• OBJECTIVE
Copy out each line in the material below that has the word "Luis".

Records from a data collection
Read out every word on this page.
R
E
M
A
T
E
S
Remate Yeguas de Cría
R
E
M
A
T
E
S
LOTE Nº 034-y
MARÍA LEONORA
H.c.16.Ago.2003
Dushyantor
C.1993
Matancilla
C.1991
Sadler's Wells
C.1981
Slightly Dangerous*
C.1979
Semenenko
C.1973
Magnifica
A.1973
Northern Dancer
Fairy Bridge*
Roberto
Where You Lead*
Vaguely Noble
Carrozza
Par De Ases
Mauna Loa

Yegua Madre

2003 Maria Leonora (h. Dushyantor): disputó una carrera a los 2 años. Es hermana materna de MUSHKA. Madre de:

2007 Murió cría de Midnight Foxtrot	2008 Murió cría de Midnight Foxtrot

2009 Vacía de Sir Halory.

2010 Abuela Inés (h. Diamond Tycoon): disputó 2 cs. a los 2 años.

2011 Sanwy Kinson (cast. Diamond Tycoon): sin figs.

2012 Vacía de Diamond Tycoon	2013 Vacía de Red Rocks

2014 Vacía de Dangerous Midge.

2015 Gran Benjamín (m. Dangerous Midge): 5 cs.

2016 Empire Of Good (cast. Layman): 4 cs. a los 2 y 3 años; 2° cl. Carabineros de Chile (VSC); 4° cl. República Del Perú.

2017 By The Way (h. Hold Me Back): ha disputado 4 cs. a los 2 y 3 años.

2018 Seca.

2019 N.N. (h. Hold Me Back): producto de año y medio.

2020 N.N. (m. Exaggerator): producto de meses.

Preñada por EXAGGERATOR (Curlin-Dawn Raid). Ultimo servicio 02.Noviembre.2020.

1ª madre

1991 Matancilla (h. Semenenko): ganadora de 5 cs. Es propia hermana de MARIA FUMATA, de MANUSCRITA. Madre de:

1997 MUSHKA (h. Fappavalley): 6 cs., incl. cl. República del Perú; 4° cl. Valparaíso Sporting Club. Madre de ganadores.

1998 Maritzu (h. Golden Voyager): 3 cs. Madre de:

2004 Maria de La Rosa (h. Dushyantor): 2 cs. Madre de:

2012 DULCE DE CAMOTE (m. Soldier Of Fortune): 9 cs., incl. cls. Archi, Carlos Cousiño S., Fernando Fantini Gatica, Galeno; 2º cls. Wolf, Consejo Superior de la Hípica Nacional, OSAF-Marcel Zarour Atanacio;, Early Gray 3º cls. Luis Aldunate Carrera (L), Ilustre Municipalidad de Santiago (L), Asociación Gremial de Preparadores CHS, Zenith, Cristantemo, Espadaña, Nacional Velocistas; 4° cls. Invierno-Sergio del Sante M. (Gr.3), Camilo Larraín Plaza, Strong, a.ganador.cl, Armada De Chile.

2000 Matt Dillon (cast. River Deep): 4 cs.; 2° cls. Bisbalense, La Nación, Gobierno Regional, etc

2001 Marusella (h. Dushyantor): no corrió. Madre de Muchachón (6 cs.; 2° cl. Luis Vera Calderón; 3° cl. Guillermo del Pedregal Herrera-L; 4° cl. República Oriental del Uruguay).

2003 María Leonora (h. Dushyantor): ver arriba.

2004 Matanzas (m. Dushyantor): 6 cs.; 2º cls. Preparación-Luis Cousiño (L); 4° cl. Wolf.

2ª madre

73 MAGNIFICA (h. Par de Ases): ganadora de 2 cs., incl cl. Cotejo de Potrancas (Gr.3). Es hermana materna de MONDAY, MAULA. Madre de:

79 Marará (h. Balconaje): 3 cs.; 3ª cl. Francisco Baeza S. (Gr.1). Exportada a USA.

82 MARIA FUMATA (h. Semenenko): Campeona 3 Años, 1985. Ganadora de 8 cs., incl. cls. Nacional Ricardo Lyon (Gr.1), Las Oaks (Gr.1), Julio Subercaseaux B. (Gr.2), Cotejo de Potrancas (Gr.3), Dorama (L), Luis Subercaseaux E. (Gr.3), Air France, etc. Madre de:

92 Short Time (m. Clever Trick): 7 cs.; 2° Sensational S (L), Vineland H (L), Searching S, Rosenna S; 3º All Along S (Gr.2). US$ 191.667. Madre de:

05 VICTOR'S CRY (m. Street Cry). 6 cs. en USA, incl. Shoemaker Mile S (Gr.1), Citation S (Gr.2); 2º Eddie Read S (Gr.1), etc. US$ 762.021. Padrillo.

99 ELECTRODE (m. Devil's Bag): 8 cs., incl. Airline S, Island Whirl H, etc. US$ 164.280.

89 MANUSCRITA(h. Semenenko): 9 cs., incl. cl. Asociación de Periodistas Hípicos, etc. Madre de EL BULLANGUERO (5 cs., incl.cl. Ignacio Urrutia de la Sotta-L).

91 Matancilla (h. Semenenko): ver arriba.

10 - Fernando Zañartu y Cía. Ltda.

• THE SOLUTION
2012 DULCE DE CAMOTE (m. Soldier Of Fortune): 9 cs., incl. cls. Archi, Carlos Cousiño S., Fernando Fantini Gatica, Galeno; 2º cls. Wolf, Consejo Superior de la Hípica Nacional, OSAF-Marcel Zarour Atanacio;, Early Gray 3º cls. Luis Aldunate Carrera (L), Ilustre Municipalidad de Santiago (L), Asociación Gremial de Preparadores CHS, Zenith, Cristantemo, Espadaña, Nacional Velocistas; 4° cls. Invierno-Sergio del Sante M. (Gr.3), Camilo Larraín Plaza, Strong, a.ganador.cl, Armada De Chile.
2001 Marusella (h. Dushyantor): no corrió. Madre de Muchachón (6 cs.; 2° cl. Luis Vera Calderón; 3° cl. Guillermo del Pedregal Herrera-L; 4° cl. República Oriental del Uruguay).
2004 Matanzas (m. Dushyantor): 6 cs.; 2º cls. Preparación-Luis Cousiño (L); 4° cl. Wolf.
82 MARIA FUMATA (h. Semenenko): Campeona 3 Años, 1985. Ganadora de 8 cs., incl. cls. Nacional Ricardo Lyon (Gr.1), Las Oaks (Gr.1), Julio Subercaseaux B. (Gr.2), Cotejo de Potrancas (Gr.3), Dorama (L), Luis Subercaseaux E. (Gr.3), Air France, etc. Madre de:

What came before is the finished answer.